[Exercise aim] Each line containing the word "annualized" must be collected.

[Dataset excerpts]
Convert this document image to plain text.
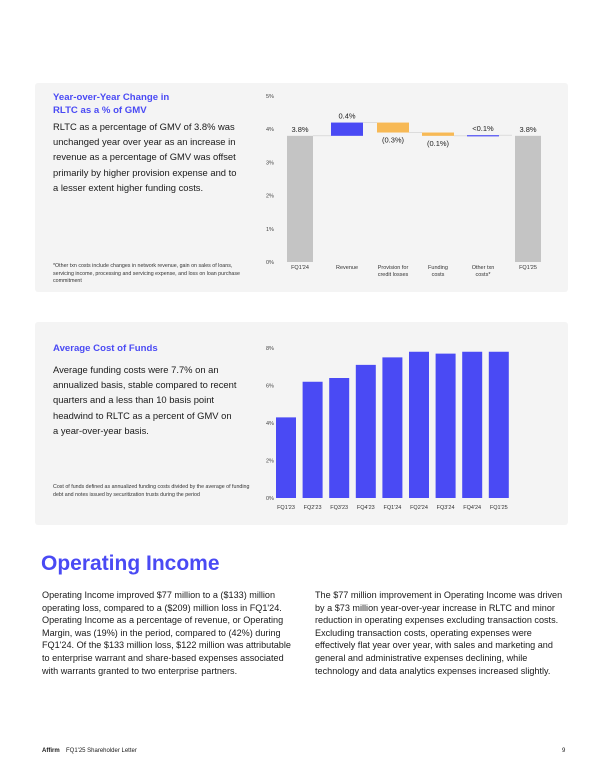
Year-over-Year Change in RLTC as a % of GMV
RLTC as a percentage of GMV of 3.8% was unchanged year over year as an increase in revenue as a percentage of GMV was offset primarily by higher provision expense and to a lesser extent higher funding costs.
*Other txn costs include changes in network revenue, gain on sales of loans, servicing income, processing and servicing expense, and loss on loan purchase commitment
Average Cost of Funds
Average funding costs were 7.7% on an annualized basis, stable compared to recent quarters and a less than 10 basis point headwind to RLTC as a percent of GMV on a year-over-year basis.
Cost of funds defined as annualized funding costs divided by the average of funding debt and notes issued by securitization trusts during the period
0%
1%
2%
3%
4%
5%
3.8%
FQ1'24
0.4%
Revenue
(0.3%)
Provision for
credit losses
(0.1%)
Funding
costs
<0.1%
Other txn
costs*
3.8%
FQ1'25
0%
2%
4%
6%
8%
FQ1'23 FQ2'23 FQ3'23 FQ4'23 FQ1'24 FQ2'24 FQ3'24 FQ4'24 FQ1'25
Operating Income
Operating Income improved $77 million to a ($133) million operating loss, compared to a ($209) million loss in FQ1'24. Operating Income as a percentage of revenue, or Operating Margin, was (19%) in the period, compared to (42%) during FQ1'24. Of the $133 million loss, $122 million was attributable to enterprise warrant and share-based expenses associated with warrants granted to two enterprise partners.
The $77 million improvement in Operating Income was driven by a $73 million year-over-year increase in RLTC and minor reduction in operating expenses excluding transaction costs. Excluding transaction costs, operating expenses were effectively flat year over year, with sales and marketing and general and administrative expenses declining, while technology and data analytics expenses increased slightly.
Affirm FQ1'25 Shareholder Letter	9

[Right answer]
Average funding costs were 7.7% on an annualized basis, stable compared to recent quarters and a less than 10 basis point headwind to RLTC as a percent of GMV on a year-over-year basis.
Cost of funds defined as annualized funding costs divided by the average of funding debt and notes issued by securitization trusts during the period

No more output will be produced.